WHAT TO WORK ON → Gather every line of the entries that includes the word "text".

-- begin --

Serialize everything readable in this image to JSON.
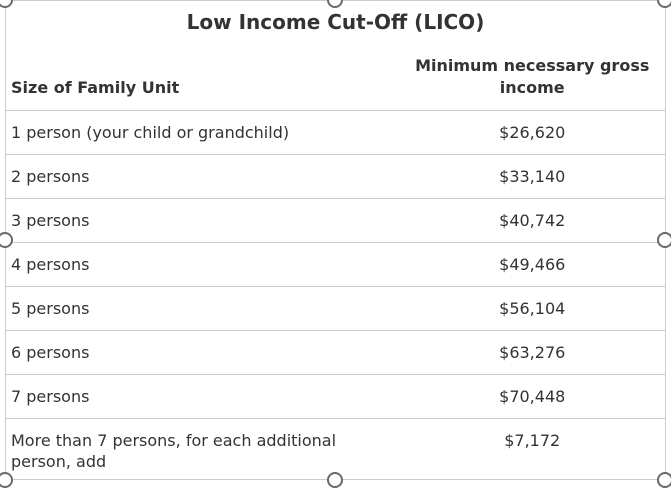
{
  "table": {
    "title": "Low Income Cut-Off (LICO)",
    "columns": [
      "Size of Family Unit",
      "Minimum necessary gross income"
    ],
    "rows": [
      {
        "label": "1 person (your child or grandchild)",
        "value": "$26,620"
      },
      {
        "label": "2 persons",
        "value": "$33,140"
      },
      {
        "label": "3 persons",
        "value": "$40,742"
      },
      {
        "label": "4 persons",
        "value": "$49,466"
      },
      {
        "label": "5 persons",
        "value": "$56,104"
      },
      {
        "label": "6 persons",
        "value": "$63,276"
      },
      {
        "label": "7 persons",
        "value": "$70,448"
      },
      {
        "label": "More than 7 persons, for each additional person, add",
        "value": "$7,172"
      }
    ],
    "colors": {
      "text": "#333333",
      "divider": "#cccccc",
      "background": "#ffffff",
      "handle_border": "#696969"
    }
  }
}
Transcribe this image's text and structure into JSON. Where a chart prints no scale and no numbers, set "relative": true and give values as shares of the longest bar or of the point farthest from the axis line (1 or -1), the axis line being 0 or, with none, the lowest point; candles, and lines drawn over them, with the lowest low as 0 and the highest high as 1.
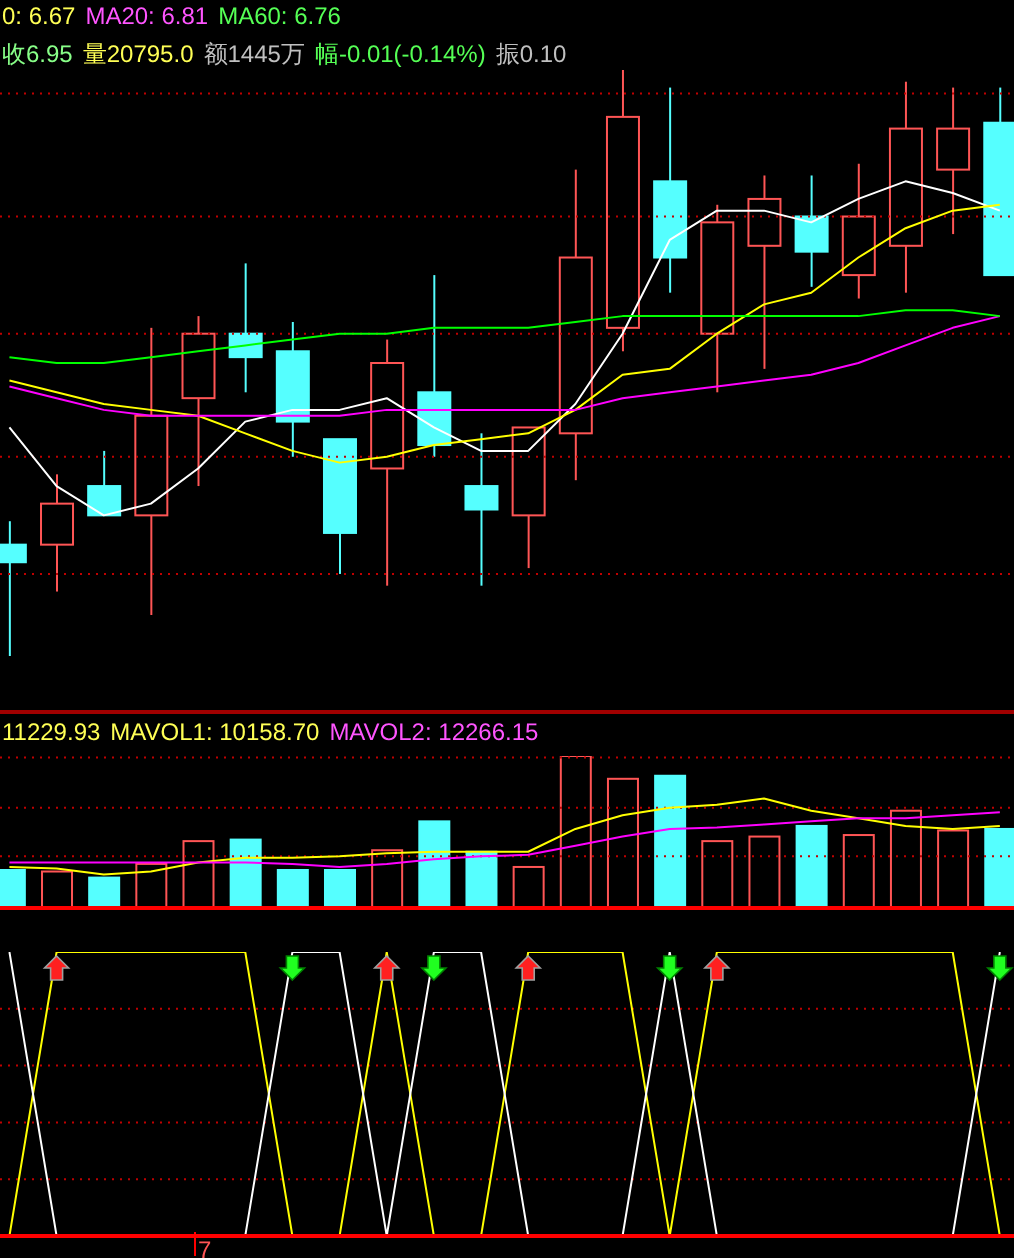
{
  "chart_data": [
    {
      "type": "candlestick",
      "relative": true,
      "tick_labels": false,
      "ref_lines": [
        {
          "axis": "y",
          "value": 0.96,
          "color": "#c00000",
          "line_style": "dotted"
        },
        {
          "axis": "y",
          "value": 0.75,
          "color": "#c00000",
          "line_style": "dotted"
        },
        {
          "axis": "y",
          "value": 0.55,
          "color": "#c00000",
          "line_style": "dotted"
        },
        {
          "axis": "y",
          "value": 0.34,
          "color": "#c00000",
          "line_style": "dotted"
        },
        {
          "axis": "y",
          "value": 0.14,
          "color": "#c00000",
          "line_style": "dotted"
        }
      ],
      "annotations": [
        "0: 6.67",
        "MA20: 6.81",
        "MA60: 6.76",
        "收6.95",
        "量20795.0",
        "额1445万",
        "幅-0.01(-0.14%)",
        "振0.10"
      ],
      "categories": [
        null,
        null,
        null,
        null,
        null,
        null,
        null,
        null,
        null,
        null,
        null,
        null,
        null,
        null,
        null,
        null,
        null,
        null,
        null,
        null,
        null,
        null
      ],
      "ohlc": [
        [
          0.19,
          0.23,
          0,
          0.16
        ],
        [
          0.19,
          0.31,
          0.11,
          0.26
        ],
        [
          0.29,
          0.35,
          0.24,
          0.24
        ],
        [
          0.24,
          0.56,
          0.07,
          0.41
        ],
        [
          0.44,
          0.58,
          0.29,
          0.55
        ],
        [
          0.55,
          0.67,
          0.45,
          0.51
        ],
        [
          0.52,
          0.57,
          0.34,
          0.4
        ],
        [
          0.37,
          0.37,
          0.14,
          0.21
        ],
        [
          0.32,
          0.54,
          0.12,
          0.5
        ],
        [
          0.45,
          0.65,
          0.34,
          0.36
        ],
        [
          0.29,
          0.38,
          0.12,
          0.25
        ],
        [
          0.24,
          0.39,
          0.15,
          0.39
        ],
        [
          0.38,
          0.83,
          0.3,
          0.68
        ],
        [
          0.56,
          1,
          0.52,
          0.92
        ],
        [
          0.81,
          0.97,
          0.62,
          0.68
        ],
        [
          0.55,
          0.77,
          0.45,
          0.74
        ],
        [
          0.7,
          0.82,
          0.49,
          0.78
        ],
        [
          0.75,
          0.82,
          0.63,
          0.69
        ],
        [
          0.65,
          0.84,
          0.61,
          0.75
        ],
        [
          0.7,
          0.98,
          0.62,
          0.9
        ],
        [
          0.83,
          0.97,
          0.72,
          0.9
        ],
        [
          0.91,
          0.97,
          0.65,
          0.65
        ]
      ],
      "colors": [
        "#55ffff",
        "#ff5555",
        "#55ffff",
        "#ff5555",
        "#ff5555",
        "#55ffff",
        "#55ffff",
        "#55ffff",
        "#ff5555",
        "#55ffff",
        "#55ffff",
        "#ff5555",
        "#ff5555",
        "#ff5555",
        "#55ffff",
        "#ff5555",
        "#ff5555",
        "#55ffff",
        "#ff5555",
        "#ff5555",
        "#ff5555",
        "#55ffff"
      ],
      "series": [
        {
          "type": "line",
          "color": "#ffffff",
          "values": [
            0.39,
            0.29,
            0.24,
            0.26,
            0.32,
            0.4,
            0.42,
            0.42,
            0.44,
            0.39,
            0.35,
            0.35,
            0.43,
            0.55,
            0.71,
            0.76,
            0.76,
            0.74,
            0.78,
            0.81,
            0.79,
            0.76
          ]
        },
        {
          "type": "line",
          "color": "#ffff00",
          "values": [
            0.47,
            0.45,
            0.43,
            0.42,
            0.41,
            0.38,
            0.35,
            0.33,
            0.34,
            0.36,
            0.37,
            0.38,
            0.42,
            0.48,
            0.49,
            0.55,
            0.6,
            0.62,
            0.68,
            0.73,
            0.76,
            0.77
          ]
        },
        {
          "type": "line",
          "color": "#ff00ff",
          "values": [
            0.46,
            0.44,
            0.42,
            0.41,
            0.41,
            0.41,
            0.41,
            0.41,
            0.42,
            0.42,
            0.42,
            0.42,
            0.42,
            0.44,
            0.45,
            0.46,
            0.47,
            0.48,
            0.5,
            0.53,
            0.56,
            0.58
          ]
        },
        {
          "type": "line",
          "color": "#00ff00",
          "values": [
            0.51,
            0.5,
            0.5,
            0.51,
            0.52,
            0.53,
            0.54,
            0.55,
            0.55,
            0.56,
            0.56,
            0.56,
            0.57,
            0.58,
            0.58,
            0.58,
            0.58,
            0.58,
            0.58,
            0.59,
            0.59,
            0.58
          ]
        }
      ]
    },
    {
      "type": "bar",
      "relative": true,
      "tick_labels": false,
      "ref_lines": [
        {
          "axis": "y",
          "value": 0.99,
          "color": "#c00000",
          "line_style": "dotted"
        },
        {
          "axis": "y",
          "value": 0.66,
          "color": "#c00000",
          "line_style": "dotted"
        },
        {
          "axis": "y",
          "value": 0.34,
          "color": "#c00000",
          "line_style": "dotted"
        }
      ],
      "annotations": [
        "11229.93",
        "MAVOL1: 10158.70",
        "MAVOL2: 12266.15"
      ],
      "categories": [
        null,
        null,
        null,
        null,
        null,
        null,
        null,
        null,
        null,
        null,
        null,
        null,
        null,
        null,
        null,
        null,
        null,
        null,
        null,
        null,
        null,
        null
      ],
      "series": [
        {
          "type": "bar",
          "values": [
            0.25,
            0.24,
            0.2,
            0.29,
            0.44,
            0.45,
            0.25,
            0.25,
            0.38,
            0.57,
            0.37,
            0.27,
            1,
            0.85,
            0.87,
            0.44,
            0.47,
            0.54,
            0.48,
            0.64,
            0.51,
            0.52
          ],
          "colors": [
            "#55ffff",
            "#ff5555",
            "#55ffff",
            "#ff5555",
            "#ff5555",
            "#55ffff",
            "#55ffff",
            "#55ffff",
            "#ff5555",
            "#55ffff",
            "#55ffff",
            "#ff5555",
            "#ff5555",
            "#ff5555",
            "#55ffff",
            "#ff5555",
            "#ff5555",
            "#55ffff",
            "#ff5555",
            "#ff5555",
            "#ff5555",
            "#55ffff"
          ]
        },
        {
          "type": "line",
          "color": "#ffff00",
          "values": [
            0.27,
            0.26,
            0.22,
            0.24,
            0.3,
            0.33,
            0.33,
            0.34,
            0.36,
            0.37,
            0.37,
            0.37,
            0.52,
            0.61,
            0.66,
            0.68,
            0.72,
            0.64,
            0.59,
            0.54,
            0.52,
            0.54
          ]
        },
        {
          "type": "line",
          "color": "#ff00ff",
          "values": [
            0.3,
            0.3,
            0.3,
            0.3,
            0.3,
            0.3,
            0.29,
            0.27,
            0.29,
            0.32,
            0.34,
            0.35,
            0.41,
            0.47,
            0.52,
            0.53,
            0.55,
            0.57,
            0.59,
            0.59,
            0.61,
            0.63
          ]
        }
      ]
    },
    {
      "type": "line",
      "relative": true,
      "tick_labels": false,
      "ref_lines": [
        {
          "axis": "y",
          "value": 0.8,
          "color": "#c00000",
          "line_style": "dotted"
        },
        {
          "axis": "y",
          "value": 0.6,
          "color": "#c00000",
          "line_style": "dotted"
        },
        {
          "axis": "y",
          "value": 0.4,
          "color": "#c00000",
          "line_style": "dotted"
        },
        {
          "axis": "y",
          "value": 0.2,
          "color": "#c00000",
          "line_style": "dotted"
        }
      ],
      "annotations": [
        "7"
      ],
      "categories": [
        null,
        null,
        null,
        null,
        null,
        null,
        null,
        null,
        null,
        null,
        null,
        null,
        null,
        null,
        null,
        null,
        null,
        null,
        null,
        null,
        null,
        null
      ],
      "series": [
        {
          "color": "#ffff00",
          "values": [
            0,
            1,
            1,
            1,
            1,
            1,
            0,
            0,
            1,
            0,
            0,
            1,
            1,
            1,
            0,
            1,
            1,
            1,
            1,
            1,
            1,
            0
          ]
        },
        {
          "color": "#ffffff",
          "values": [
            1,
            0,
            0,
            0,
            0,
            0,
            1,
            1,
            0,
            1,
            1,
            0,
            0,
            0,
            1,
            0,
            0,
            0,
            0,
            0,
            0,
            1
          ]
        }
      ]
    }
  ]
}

-- end --

ANSWER FOR THIS EXERCISE →
      "text": "#333333",
Transcribe this image's text and structure into JSON. Where a chart prints no scale and no numbers, set "relative": true and give values as shares of the longest bar or of the point farthest from the axis line (1 or -1), the axis line being 0 or, with none, the lowest point; candles, and lines drawn over them, with the lowest low as 0 and the highest high as 1.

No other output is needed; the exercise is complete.